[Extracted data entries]
● ● ●

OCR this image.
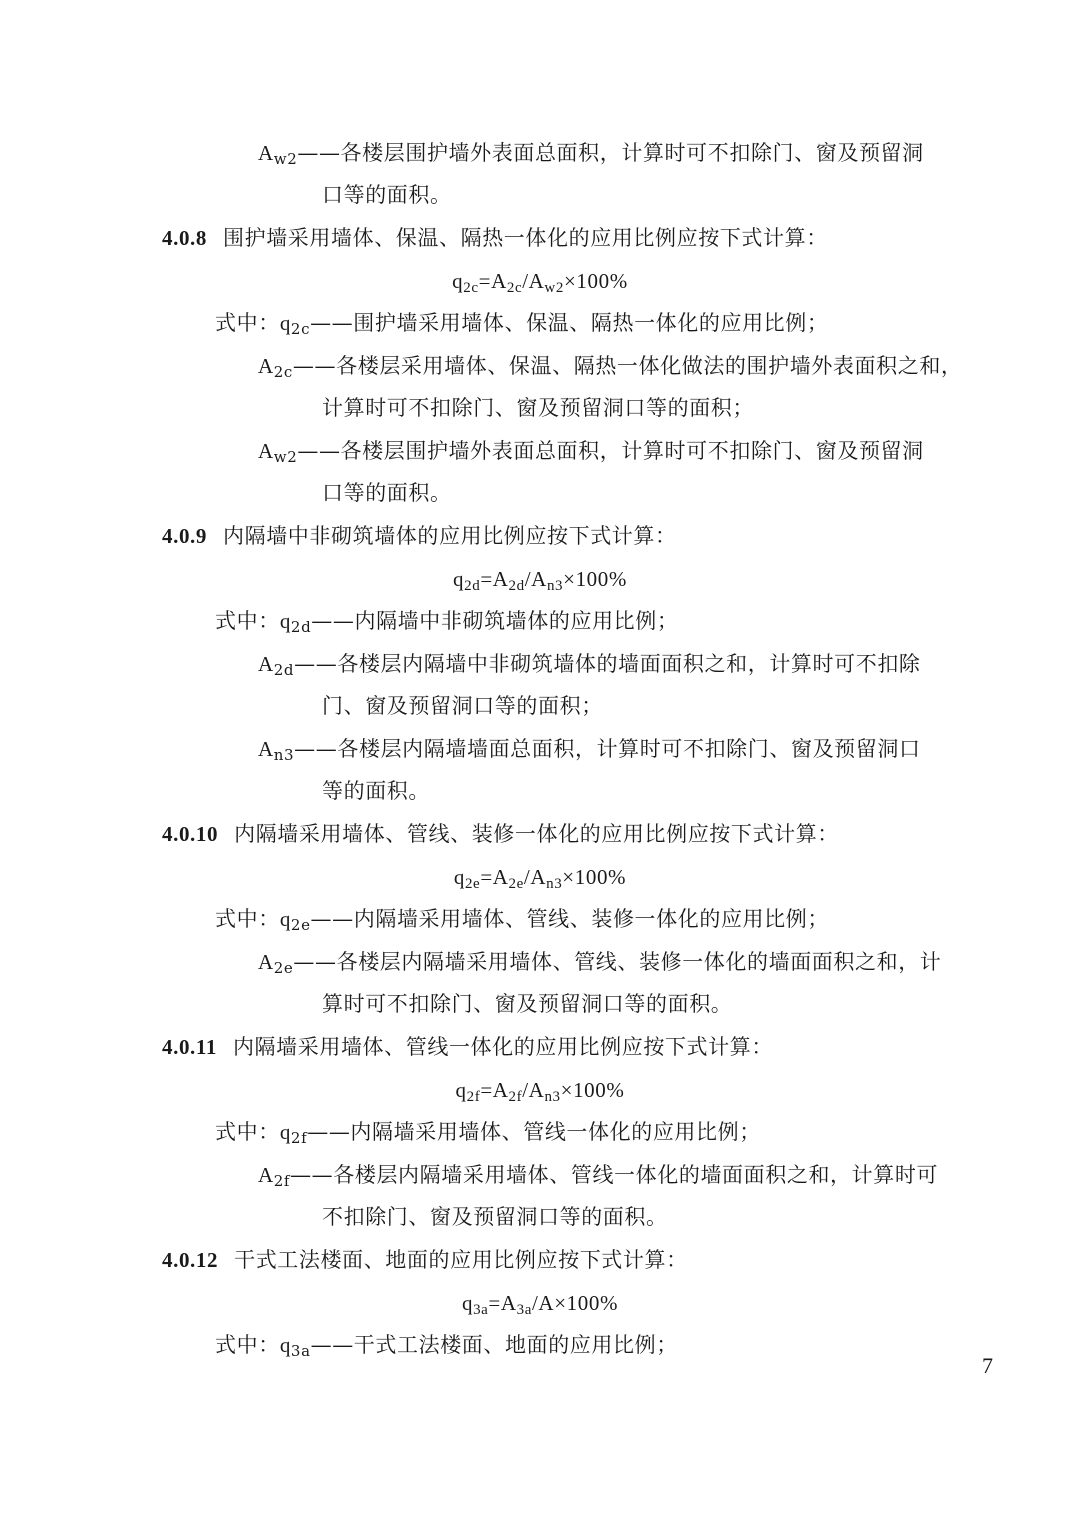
$A_{w2}——$各楼层围护墙外表面总面积，计算时可不扣除门、窗及预留洞
口等的面积。
4.0.8 围护墙采用墙体、保温、隔热一体化的应用比例应按下式计算：
$q_{2c}=A_{2c}/A_{w2}\times 100\%$
式中：$q_{2c}——$围护墙采用墙体、保温、隔热一体化的应用比例；
$A_{2c}——$各楼层采用墙体、保温、隔热一体化做法的围护墙外表面积之和，
计算时可不扣除门、窗及预留洞口等的面积；
$A_{w2}——$各楼层围护墙外表面总面积，计算时可不扣除门、窗及预留洞
口等的面积。
4.0.9 内隔墙中非砌筑墙体的应用比例应按下式计算：
$q_{2d}=A_{2d}/A_{n3}\times 100\%$
式中：$q_{2d}——$内隔墙中非砌筑墙体的应用比例；
$A_{2d}——$各楼层内隔墙中非砌筑墙体的墙面面积之和，计算时可不扣除
门、窗及预留洞口等的面积；
$A_{n3}——$各楼层内隔墙墙面总面积，计算时可不扣除门、窗及预留洞口
等的面积。
4.0.10 内隔墙采用墙体、管线、装修一体化的应用比例应按下式计算：
$q_{2e}=A_{2e}/A_{n3}\times 100\%$
式中：$q_{2e}——$内隔墙采用墙体、管线、装修一体化的应用比例；
$A_{2e}——$各楼层内隔墙采用墙体、管线、装修一体化的墙面面积之和，计
算时可不扣除门、窗及预留洞口等的面积。
4.0.11 内隔墙采用墙体、管线一体化的应用比例应按下式计算：
$q_{2f}=A_{2f}/A_{n3}\times 100\%$
式中：$q_{2f}——$内隔墙采用墙体、管线一体化的应用比例；
$A_{2f}——$各楼层内隔墙采用墙体、管线一体化的墙面面积之和，计算时可
不扣除门、窗及预留洞口等的面积。
4.0.12 干式工法楼面、地面的应用比例应按下式计算：
$q_{3a}=A_{3a}/A\times 100\%$
式中：$q_{3a}——$干式工法楼面、地面的应用比例；
7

● ● ●

▸ **Brief**:
Filter the entries above down to the lines containing the word "times".

▸ **Final result**:
$q_{2c}=A_{2c}/A_{w2}\times 100\%$
$q_{2d}=A_{2d}/A_{n3}\times 100\%$
$q_{2e}=A_{2e}/A_{n3}\times 100\%$
$q_{2f}=A_{2f}/A_{n3}\times 100\%$
$q_{3a}=A_{3a}/A\times 100\%$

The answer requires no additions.